=== VORLIEGENDER TEXT ===
━━━━━━━━━━━━━━━━━━━━━━━━━━━━━━
Ein Lesetipp von den Autoren des Bandes „USA –Ostküste“ u. a. USA-Bände, Margit Brinke – Peter Kränzle, Februar 2016
Inhalte
Wenn man von den Südstaaten spricht, dann tauchen Bilder wie aus dem verfilmten, weltberühmten Südstaaten-Epos von Margaret Mitchell „Vom Winde verweht“ auf: Endlose Baumwollfelder, mit „Spanish Moss“ behangene Eichenalleen, prunkvolle Herrenhäuser, beschauliche Städte mit schmucken historischen Villen, „Southern Belles“ und elegante Kavaliere, aber auch die armen Nachfahren der Sklaven und die weißen „Rednecks“.
Auf einer Reise durch die Südstaaten ziehen diese Bilder vorbei, beispielsweise entlang dem Küstenabschnitt zwischen Savannah in Georgia und dem nördlich gelegenen Charleston/South Carolina: Hier bekommt man Vorstellungen und Vorurteile noch immer bestätigt.
Trotz aller Gastfreundlichkeit und Redseligkeit der Südstaatler beschleicht einen gelegentlich ein eigenartiges Gefühl, wie Paul Theroux: „Da wusste ich, dass der Süden mich nicht loslässt – mal in einer wohlige Umarmung, mal in einer unerbittlichen Umklammerung.“ Theroux schildert in seinem grandiosen Reisebuch „Tief im Süden. Reise durch ein anderes Amerika“ seine Gefühle für und seine Gedanken über diese Region nach vier ausgiebigen Reisen durch die Südstaaten.
━━━━━━━━━━━━━━━━━━━━━━━━━━━━━━
=== VERFÜGBARE DATEN ===

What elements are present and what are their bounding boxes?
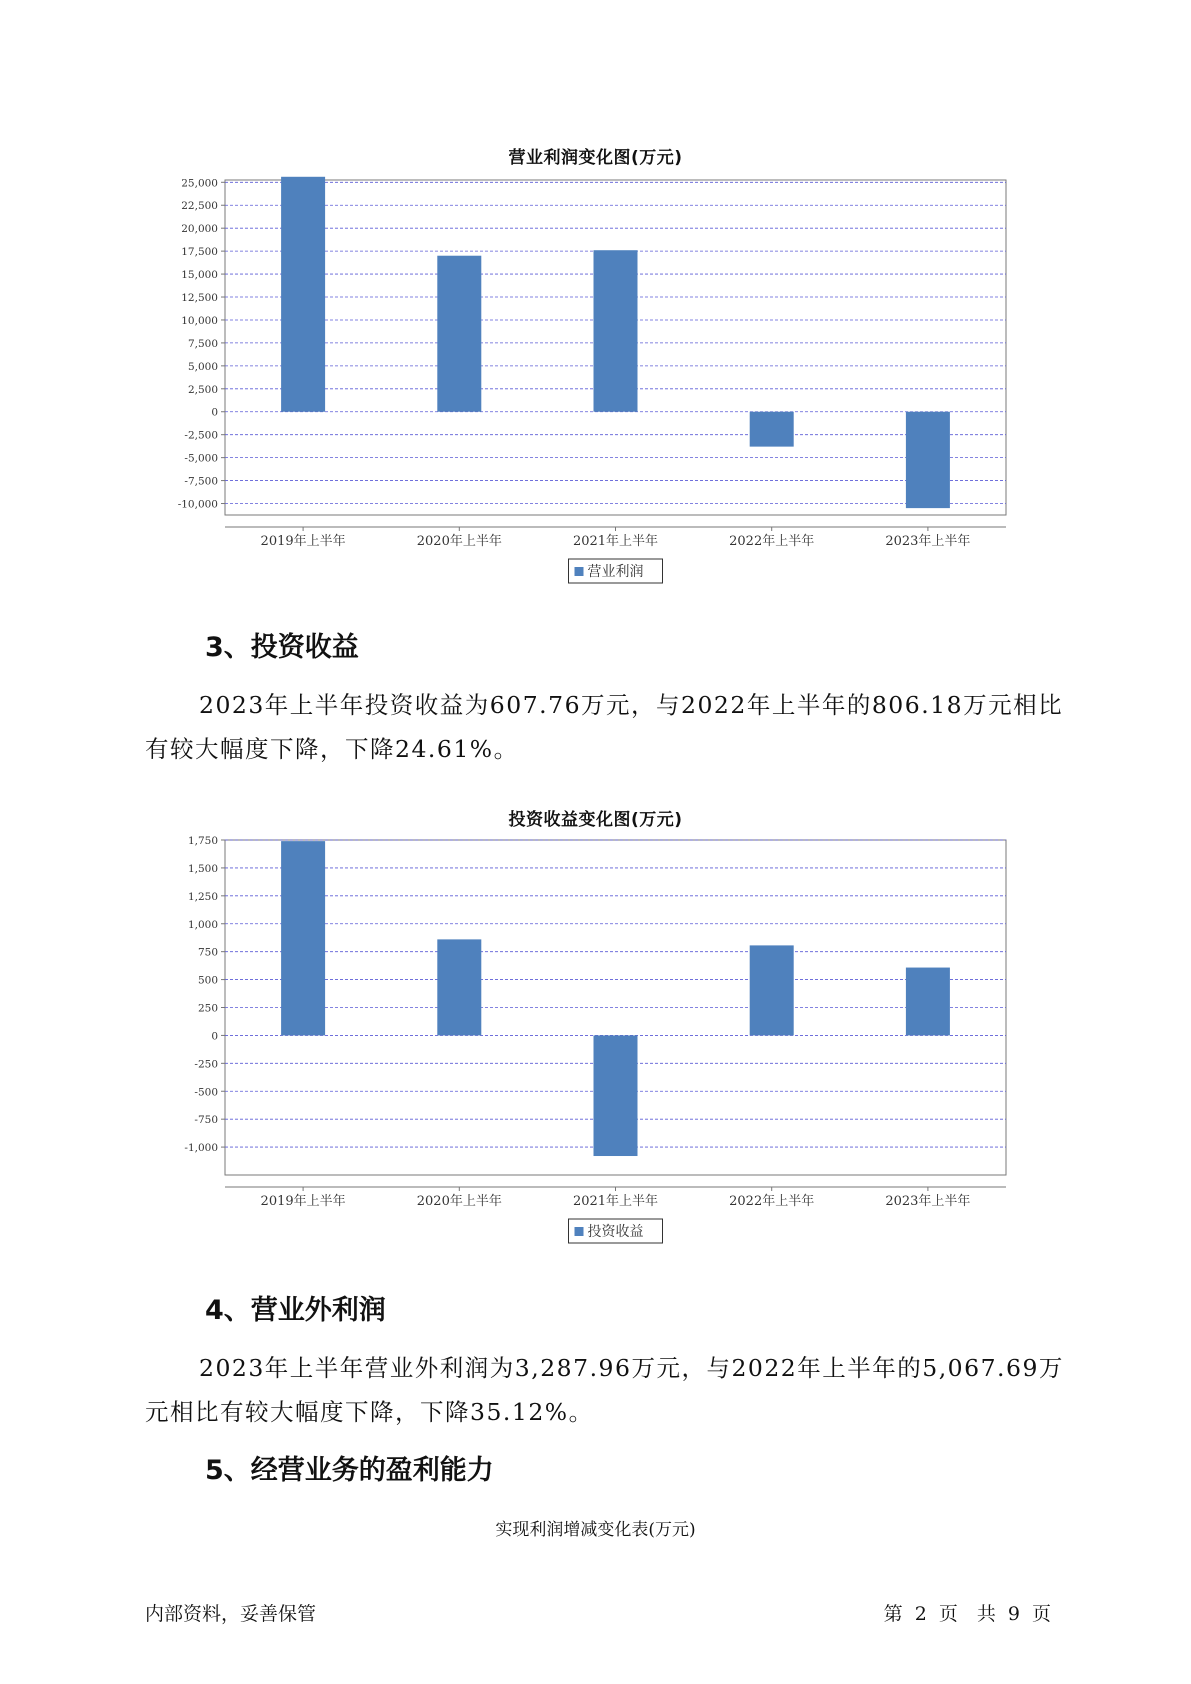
━━━━━━━━━━━━━━━━━━━━━━━━━━━━━━
=== ARBEITSAUFTRAG ===
Zitieren Sie aus dem Text über die Südstaaten wörtlich den Abschnitt, der mit den Worten „Auf einer Reise“ einsetzt und mit „durch die Südstaaten.“ schließt.

=== ANTWORT ZUM AUFTRAG ===
Auf einer Reise durch die Südstaaten ziehen diese Bilder vorbei, beispielsweise entlang dem Küstenabschnitt zwischen Savannah in Georgia und dem nördlich gelegenen Charleston/South Carolina: Hier bekommt man Vorstellungen und Vorurteile noch immer bestätigt.
Trotz aller Gastfreundlichkeit und Redseligkeit der Südstaatler beschleicht einen gelegentlich ein eigenartiges Gefühl, wie Paul Theroux: „Da wusste ich, dass der Süden mich nicht loslässt – mal in einer wohlige Umarmung, mal in einer unerbittlichen Umklammerung.“ Theroux schildert in seinem grandiosen Reisebuch „Tief im Süden. Reise durch ein anderes Amerika“ seine Gefühle für und seine Gedanken über diese Region nach vier ausgiebigen Reisen durch die Südstaaten.